▶ [What to do]:
Collect every line of the records below that contains the word "Glint".

▶ [Source data]:
◆ ◆ ◆ ◆

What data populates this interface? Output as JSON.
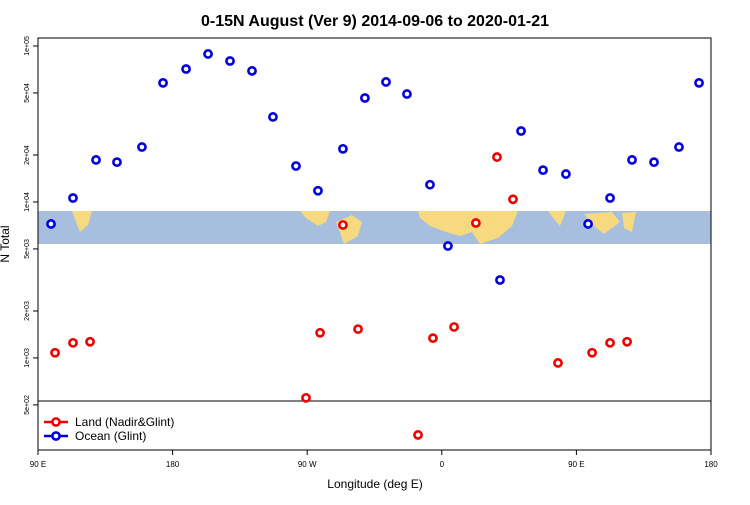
{
  "chart_data": {
    "type": "scatter",
    "title": "0-15N August (Ver 9)   2014-09-06 to 2020-01-21",
    "x_label": "Longitude (deg E)",
    "y_label": "N Total",
    "log_y": true,
    "xlim": [
      90,
      540
    ],
    "xticks": [
      {
        "value": 90,
        "label": "90 E"
      },
      {
        "value": 180,
        "label": "180"
      },
      {
        "value": 270,
        "label": "90 W"
      },
      {
        "value": 360,
        "label": "0"
      },
      {
        "value": 450,
        "label": "90 E"
      },
      {
        "value": 540,
        "label": "180"
      }
    ],
    "ylim": [
      257,
      112500
    ],
    "yticks": [
      {
        "value": 100000,
        "label": "1e+05"
      },
      {
        "value": 50000,
        "label": "5e+04"
      },
      {
        "value": 20000,
        "label": "2e+04"
      },
      {
        "value": 10000,
        "label": "1e+04"
      },
      {
        "value": 5000,
        "label": "5e+03"
      },
      {
        "value": 2000,
        "label": "2e+03"
      },
      {
        "value": 1000,
        "label": "1e+03"
      },
      {
        "value": 500,
        "label": "5e+02"
      }
    ],
    "legend": "bottom-left",
    "series": [
      {
        "name": "Land (Nadir&Glint)",
        "color": "#ee0000",
        "x": [
          101.4,
          113.4,
          124.8,
          269.2,
          278.6,
          293.9,
          304,
          344.1,
          354.1,
          368.2,
          382.8,
          396.9,
          407.6,
          437.7,
          460.5,
          472.5,
          483.9
        ],
        "values": [
          1080,
          1250,
          1270,
          555,
          1450,
          7120,
          1530,
          321,
          1340,
          1580,
          7330,
          19400,
          10400,
          929,
          1080,
          1250,
          1270
        ]
      },
      {
        "name": "Ocean (Glint)",
        "color": "#0000dd",
        "x": [
          98.7,
          113.4,
          128.8,
          142.8,
          159.5,
          173.6,
          189,
          203.7,
          218.4,
          233.1,
          247.1,
          262.5,
          277.2,
          293.9,
          308.6,
          322.7,
          336.7,
          352.1,
          364.1,
          398.9,
          413,
          427.7,
          443,
          457.8,
          472.5,
          487.2,
          501.9,
          518.6,
          532
        ],
        "values": [
          7230,
          10600,
          18600,
          18000,
          22500,
          58000,
          71200,
          88900,
          80100,
          69200,
          35100,
          17000,
          11800,
          21900,
          46400,
          58800,
          49200,
          12900,
          5220,
          3160,
          28500,
          16000,
          15100,
          7230,
          10600,
          18600,
          18000,
          22500,
          58000
        ]
      }
    ]
  }
}
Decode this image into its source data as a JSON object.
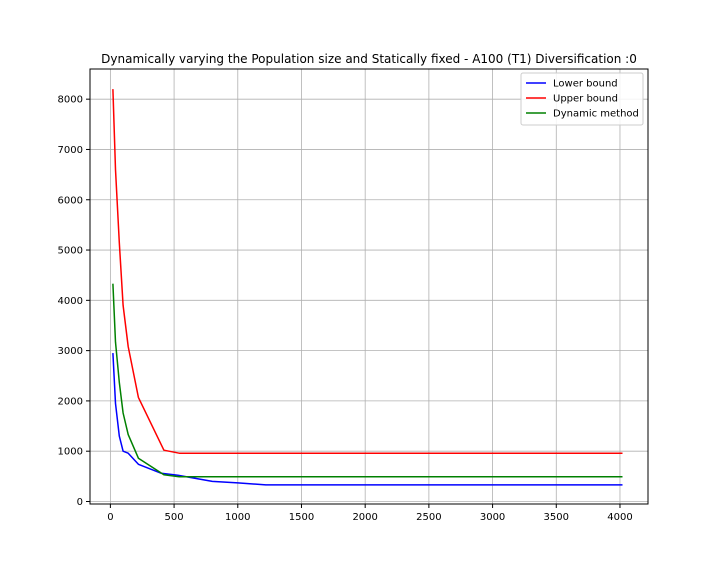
{
  "chart_data": {
    "type": "line",
    "title": "Dynamically varying the Population size and Statically fixed - A100 (T1) Diversification :0",
    "xlabel": "",
    "ylabel": "",
    "xlim": [
      -160,
      4220
    ],
    "ylim": [
      -50,
      8600
    ],
    "xticks": [
      0,
      500,
      1000,
      1500,
      2000,
      2500,
      3000,
      3500,
      4000
    ],
    "yticks": [
      0,
      1000,
      2000,
      3000,
      4000,
      5000,
      6000,
      7000,
      8000
    ],
    "grid": true,
    "legend": "top-right",
    "series": [
      {
        "name": "Lower bound",
        "color": "#0000ff",
        "x": [
          20,
          40,
          70,
          100,
          140,
          220,
          400,
          530,
          800,
          1000,
          1220,
          4020
        ],
        "y": [
          2950,
          1950,
          1300,
          1000,
          960,
          740,
          560,
          520,
          400,
          370,
          330,
          330
        ]
      },
      {
        "name": "Upper bound",
        "color": "#ff0000",
        "x": [
          20,
          40,
          70,
          100,
          140,
          220,
          420,
          540,
          4020
        ],
        "y": [
          8200,
          6600,
          5150,
          3900,
          3080,
          2070,
          1020,
          960,
          960
        ]
      },
      {
        "name": "Dynamic method",
        "color": "#008000",
        "x": [
          20,
          40,
          70,
          100,
          140,
          220,
          420,
          540,
          4020
        ],
        "y": [
          4330,
          3170,
          2370,
          1760,
          1330,
          860,
          530,
          490,
          490
        ]
      }
    ]
  }
}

◆ ◆ ◆ ◆

▶ [Solved problem]:
        "name": "Land (Nadir&Glint)",
        "name": "Ocean (Glint)",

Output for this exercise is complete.